## YOUR INSTRUCTIONS
Every line that holds "theo" should be shown.

[STORED RECORDS start]

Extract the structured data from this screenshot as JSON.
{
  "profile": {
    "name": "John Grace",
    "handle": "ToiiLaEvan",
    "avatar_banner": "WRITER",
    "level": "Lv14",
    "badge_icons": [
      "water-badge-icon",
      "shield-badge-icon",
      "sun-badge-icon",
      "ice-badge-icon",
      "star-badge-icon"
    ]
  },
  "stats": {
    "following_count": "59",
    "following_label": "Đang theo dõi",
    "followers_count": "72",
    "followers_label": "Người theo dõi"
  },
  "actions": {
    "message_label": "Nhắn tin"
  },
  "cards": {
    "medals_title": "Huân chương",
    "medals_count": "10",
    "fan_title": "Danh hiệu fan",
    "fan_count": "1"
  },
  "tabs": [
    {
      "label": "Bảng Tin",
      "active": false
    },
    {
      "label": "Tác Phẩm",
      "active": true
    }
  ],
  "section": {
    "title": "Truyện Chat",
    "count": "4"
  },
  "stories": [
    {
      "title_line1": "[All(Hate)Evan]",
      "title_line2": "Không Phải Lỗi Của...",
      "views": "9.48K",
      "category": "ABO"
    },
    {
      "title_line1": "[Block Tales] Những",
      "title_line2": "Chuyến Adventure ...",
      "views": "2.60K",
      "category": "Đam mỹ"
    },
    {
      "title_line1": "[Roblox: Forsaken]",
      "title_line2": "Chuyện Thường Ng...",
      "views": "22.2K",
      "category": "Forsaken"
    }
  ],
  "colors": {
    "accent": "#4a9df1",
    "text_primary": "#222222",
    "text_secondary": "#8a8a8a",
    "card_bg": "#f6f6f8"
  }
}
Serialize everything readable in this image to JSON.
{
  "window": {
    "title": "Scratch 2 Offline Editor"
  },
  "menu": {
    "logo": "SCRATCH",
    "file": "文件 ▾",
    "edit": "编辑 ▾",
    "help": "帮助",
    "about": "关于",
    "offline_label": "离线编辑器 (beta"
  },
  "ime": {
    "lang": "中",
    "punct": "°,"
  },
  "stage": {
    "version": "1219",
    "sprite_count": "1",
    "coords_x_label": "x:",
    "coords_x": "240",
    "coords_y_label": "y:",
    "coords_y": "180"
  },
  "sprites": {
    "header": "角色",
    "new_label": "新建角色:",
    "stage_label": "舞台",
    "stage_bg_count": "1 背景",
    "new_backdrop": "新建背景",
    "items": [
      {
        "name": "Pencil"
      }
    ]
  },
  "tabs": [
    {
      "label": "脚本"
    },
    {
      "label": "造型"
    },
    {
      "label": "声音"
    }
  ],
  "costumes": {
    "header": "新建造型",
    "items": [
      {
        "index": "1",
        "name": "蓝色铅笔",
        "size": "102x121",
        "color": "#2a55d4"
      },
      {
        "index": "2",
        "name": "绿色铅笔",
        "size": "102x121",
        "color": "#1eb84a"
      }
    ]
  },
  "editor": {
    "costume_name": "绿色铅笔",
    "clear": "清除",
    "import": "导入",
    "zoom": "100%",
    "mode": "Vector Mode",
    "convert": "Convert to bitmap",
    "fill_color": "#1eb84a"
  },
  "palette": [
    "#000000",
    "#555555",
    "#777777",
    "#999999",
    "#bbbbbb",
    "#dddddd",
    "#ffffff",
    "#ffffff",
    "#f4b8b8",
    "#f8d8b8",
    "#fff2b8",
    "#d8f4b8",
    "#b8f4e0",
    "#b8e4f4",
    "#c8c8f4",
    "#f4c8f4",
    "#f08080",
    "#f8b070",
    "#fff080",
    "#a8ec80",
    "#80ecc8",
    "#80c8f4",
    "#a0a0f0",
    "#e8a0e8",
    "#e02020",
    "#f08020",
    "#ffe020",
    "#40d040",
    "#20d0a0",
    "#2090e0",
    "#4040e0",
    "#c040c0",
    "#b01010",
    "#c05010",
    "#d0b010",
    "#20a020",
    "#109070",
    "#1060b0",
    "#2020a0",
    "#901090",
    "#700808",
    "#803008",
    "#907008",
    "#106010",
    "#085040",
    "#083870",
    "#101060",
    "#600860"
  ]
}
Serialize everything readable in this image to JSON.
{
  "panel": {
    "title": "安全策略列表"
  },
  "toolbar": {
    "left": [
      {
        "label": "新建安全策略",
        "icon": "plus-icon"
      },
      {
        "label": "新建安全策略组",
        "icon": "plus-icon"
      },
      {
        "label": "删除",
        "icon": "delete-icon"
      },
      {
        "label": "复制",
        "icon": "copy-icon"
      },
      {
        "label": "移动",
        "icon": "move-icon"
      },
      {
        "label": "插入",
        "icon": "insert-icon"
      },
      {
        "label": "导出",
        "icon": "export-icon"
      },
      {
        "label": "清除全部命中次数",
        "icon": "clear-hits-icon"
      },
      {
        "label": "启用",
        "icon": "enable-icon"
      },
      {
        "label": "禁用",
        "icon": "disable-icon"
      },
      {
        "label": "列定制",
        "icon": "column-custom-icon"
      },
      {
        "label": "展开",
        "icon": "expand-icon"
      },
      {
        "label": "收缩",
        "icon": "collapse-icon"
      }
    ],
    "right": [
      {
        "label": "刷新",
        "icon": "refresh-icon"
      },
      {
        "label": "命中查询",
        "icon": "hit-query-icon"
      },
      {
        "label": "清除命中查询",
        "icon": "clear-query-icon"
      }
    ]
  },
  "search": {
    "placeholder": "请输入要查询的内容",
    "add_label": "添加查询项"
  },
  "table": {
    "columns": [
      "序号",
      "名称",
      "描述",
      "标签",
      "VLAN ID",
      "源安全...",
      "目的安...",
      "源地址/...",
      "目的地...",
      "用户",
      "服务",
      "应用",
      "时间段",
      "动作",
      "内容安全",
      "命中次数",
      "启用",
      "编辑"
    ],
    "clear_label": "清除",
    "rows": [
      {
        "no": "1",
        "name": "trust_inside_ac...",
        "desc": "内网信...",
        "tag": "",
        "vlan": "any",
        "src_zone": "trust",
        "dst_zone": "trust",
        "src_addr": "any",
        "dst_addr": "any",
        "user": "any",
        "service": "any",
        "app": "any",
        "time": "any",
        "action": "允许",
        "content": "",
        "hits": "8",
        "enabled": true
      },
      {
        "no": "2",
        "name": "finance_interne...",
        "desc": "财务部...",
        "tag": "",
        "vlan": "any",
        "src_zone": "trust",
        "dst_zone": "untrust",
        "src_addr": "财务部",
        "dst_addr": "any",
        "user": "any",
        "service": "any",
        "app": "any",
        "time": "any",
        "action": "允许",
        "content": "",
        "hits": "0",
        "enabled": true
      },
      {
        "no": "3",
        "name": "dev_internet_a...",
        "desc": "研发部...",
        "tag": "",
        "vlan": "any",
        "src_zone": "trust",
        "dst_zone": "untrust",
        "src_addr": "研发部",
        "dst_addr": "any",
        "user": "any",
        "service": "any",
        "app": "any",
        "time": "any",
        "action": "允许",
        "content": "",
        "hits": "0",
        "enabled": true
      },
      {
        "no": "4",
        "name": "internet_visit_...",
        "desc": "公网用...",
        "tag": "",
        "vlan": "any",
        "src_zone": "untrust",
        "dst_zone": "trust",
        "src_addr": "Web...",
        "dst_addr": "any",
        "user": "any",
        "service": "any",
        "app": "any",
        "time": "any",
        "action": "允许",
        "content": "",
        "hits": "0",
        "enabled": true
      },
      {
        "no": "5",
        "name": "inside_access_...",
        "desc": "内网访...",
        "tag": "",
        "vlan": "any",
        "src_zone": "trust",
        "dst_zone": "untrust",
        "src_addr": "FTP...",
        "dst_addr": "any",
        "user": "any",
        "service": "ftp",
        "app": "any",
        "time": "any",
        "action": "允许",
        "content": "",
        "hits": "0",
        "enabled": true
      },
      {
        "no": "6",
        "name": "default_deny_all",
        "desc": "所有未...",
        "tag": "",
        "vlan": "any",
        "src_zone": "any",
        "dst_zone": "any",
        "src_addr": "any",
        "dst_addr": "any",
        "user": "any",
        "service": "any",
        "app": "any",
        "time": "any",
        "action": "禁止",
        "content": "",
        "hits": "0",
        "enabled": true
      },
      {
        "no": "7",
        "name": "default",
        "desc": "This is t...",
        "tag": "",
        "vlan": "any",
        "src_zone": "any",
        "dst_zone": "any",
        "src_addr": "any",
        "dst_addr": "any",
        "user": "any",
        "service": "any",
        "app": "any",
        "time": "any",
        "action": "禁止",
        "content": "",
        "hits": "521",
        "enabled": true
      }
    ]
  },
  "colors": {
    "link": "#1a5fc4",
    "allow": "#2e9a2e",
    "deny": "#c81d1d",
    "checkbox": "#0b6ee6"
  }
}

[STORED RECORDS end]

## TASK SOLUTION
    "following_label": "Đang theo dõi",
    "followers_label": "Người theo dõi"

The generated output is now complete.